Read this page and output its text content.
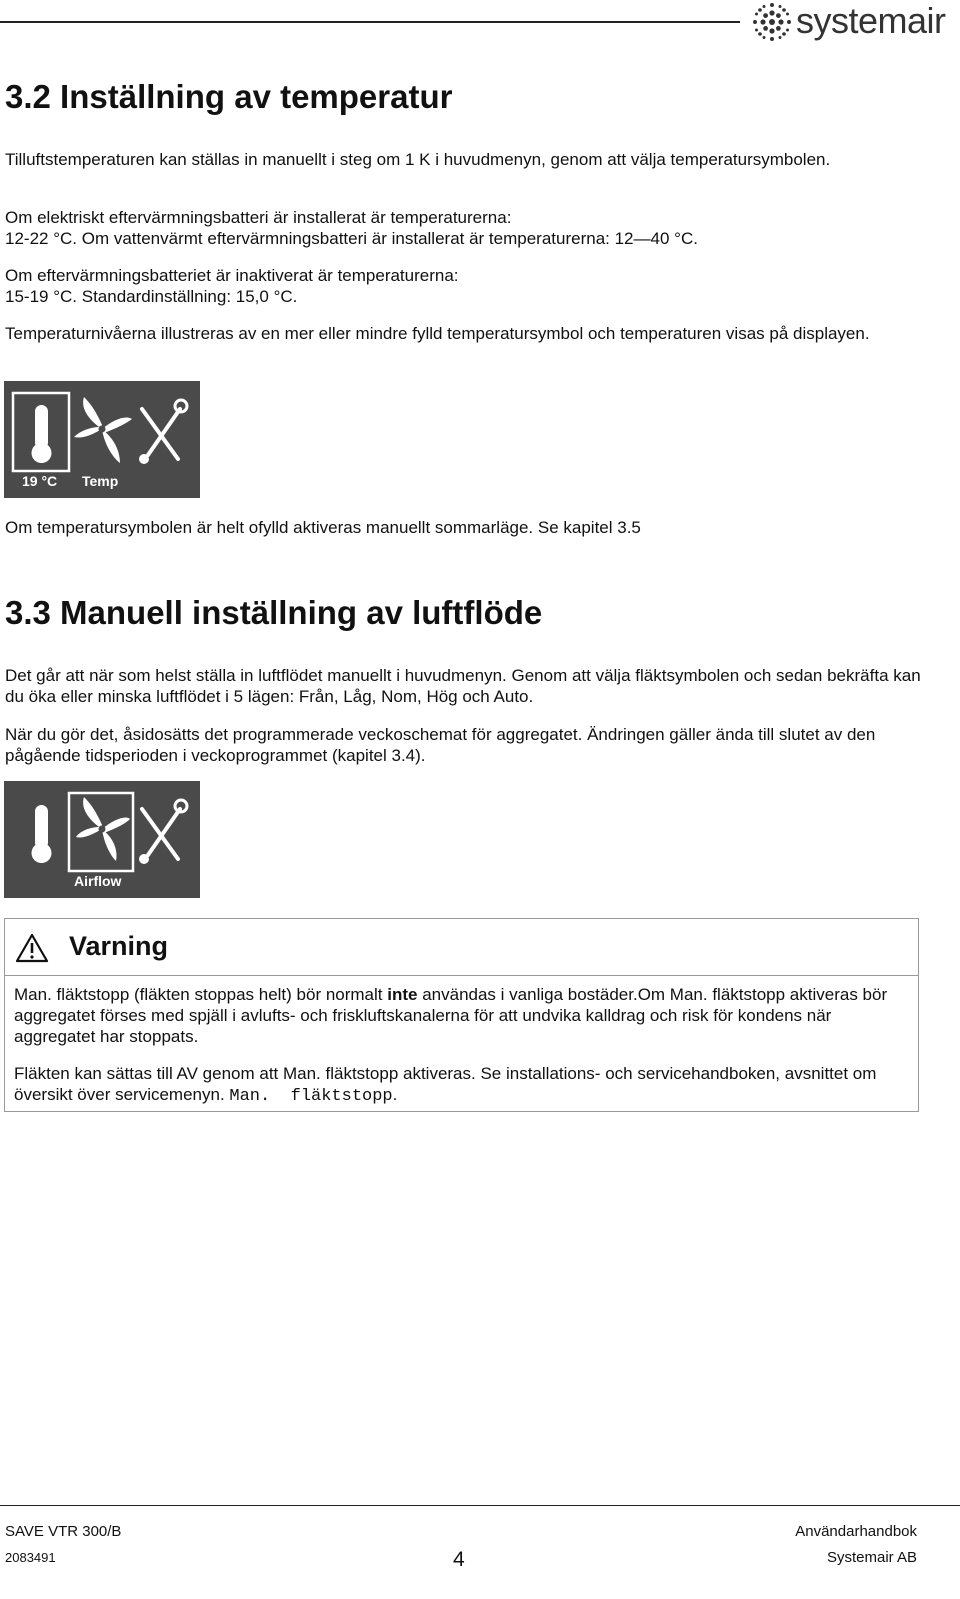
systemair
3.2 Inställning av temperatur

Tilluftstemperaturen kan ställas in manuellt i steg om 1 K i huvudmenyn, genom att välja temperatursymbolen.

Om elektriskt eftervärmningsbatteri är installerat är temperaturerna:
12-22 °C. Om vattenvärmt eftervärmningsbatteri är installerat är temperaturerna: 12—40 °C.

Om eftervärmningsbatteriet är inaktiverat är temperaturerna:
15-19 °C. Standardinställning: 15,0 °C.

Temperaturnivåerna illustreras av en mer eller mindre fylld temperatursymbol och temperaturen visas på displayen.

19 °C Temp

Om temperatursymbolen är helt ofylld aktiveras manuellt sommarläge. Se kapitel 3.5

3.3 Manuell inställning av luftflöde

Det går att när som helst ställa in luftflödet manuellt i huvudmenyn. Genom att välja fläktsymbolen och sedan bekräfta kan du öka eller minska luftflödet i 5 lägen: Från, Låg, Nom, Hög och Auto.

När du gör det, åsidosätts det programmerade veckoschemat för aggregatet. Ändringen gäller ända till slutet av den pågående tidsperioden i veckoprogrammet (kapitel 3.4).

Airflow
Varning

Man. fläktstopp (fläkten stoppas helt) bör normalt inte användas i vanliga bostäder.Om Man. fläktstopp aktiveras bör aggregatet förses med spjäll i avlufts- och friskluftskanalerna för att undvika kalldrag och risk för kondens när aggregatet har stoppats.

Fläkten kan sättas till AV genom att Man. fläktstopp aktiveras. Se installations- och servicehandboken, avsnittet om översikt över servicemenyn. Man.  fläktstopp.

SAVE VTR 300/B
2083491	4
Användarhandbok
Systemair AB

-- -- --

What the exercise asks
The expected result is every record above, word for word, with no pictures in it.

Your response
Read this page and output its text content.
systemair
3.2 Inställning av temperatur

Tilluftstemperaturen kan ställas in manuellt i steg om 1 K i huvudmenyn, genom att välja temperatursymbolen.

Om elektriskt eftervärmningsbatteri är installerat är temperaturerna:
12-22 °C. Om vattenvärmt eftervärmningsbatteri är installerat är temperaturerna: 12—40 °C.

Om eftervärmningsbatteriet är inaktiverat är temperaturerna:
15-19 °C. Standardinställning: 15,0 °C.

Temperaturnivåerna illustreras av en mer eller mindre fylld temperatursymbol och temperaturen visas på displayen.

19 °C Temp

Om temperatursymbolen är helt ofylld aktiveras manuellt sommarläge. Se kapitel 3.5

3.3 Manuell inställning av luftflöde

Det går att när som helst ställa in luftflödet manuellt i huvudmenyn. Genom att välja fläktsymbolen och sedan bekräfta kan du öka eller minska luftflödet i 5 lägen: Från, Låg, Nom, Hög och Auto.

När du gör det, åsidosätts det programmerade veckoschemat för aggregatet. Ändringen gäller ända till slutet av den pågående tidsperioden i veckoprogrammet (kapitel 3.4).

Airflow
Varning

Man. fläktstopp (fläkten stoppas helt) bör normalt inte användas i vanliga bostäder.Om Man. fläktstopp aktiveras bör aggregatet förses med spjäll i avlufts- och friskluftskanalerna för att undvika kalldrag och risk för kondens när aggregatet har stoppats.

Fläkten kan sättas till AV genom att Man. fläktstopp aktiveras. Se installations- och servicehandboken, avsnittet om översikt över servicemenyn. Man.  fläktstopp.

SAVE VTR 300/B
2083491	4
Användarhandbok
Systemair AB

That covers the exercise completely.